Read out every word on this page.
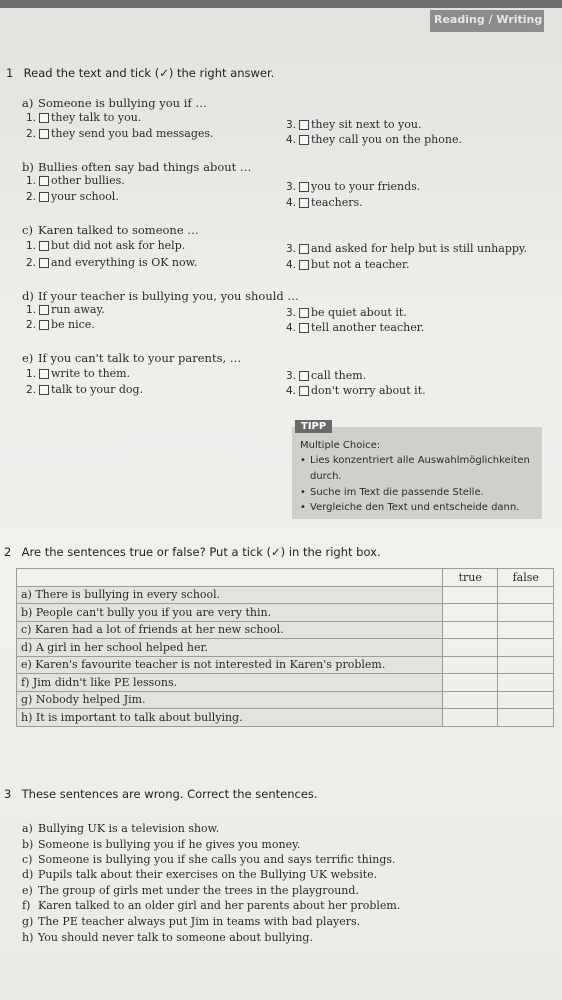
Reading / Writing
1 Read the text and tick (✓) the right answer.
a) Someone is bullying you if …
1. they talk to you.
2. they send you bad messages.
3. they sit next to you.
4. they call you on the phone.
b) Bullies often say bad things about …
1. other bullies.
2. your school.
3. you to your friends.
4. teachers.
c) Karen talked to someone …
1. but did not ask for help.
2. and everything is OK now.
3. and asked for help but is still unhappy.
4. but not a teacher.
d) If your teacher is bullying you, you should …
1. run away.
2. be nice.
3. be quiet about it.
4. tell another teacher.
e) If you can't talk to your parents, …
1. write to them.
2. talk to your dog.
3. call them.
4. don't worry about it.
TIPP
Multiple Choice:
• Lies konzentriert alle Auswahlmöglichkeiten
durch.
• Suche im Text die passende Stelle.
• Vergleiche den Text und entscheide dann.
2 Are the sentences true or false? Put a tick (✓) in the right box.
	true	false
a) There is bullying in every school.		
b) People can't bully you if you are very thin.		
c) Karen had a lot of friends at her new school.		
d) A girl in her school helped her.		
e) Karen's favourite teacher is not interested in Karen's problem.		
f) Jim didn't like PE lessons.		
g) Nobody helped Jim.		
h) It is important to talk about bullying.		
3 These sentences are wrong. Correct the sentences.
a) Bullying UK is a television show.
b) Someone is bullying you if he gives you money.
c) Someone is bullying you if she calls you and says terrific things.
d) Pupils talk about their exercises on the Bullying UK website.
e) The group of girls met under the trees in the playground.
f) Karen talked to an older girl and her parents about her problem.
g) The PE teacher always put Jim in teams with bad players.
h) You should never talk to someone about bullying.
****
● **WHAT IS BEING ASKED**
Output every entry exactly as given; pictures are not part of the copy.

● **OUTPUT OF THE EXERCISE**
Read out every word on this page.
Reading / Writing
1 Read the text and tick (✓) the right answer.
a) Someone is bullying you if …
1. they talk to you.
2. they send you bad messages.
3. they sit next to you.
4. they call you on the phone.
b) Bullies often say bad things about …
1. other bullies.
2. your school.
3. you to your friends.
4. teachers.
c) Karen talked to someone …
1. but did not ask for help.
2. and everything is OK now.
3. and asked for help but is still unhappy.
4. but not a teacher.
d) If your teacher is bullying you, you should …
1. run away.
2. be nice.
3. be quiet about it.
4. tell another teacher.
e) If you can't talk to your parents, …
1. write to them.
2. talk to your dog.
3. call them.
4. don't worry about it.
TIPP
Multiple Choice:
• Lies konzentriert alle Auswahlmöglichkeiten
durch.
• Suche im Text die passende Stelle.
• Vergleiche den Text und entscheide dann.
2 Are the sentences true or false? Put a tick (✓) in the right box.
	true	false
a) There is bullying in every school.		
b) People can't bully you if you are very thin.		
c) Karen had a lot of friends at her new school.		
d) A girl in her school helped her.		
e) Karen's favourite teacher is not interested in Karen's problem.		
f) Jim didn't like PE lessons.		
g) Nobody helped Jim.		
h) It is important to talk about bullying.		
3 These sentences are wrong. Correct the sentences.
a) Bullying UK is a television show.
b) Someone is bullying you if he gives you money.
c) Someone is bullying you if she calls you and says terrific things.
d) Pupils talk about their exercises on the Bullying UK website.
e) The group of girls met under the trees in the playground.
f) Karen talked to an older girl and her parents about her problem.
g) The PE teacher always put Jim in teams with bad players.
h) You should never talk to someone about bullying.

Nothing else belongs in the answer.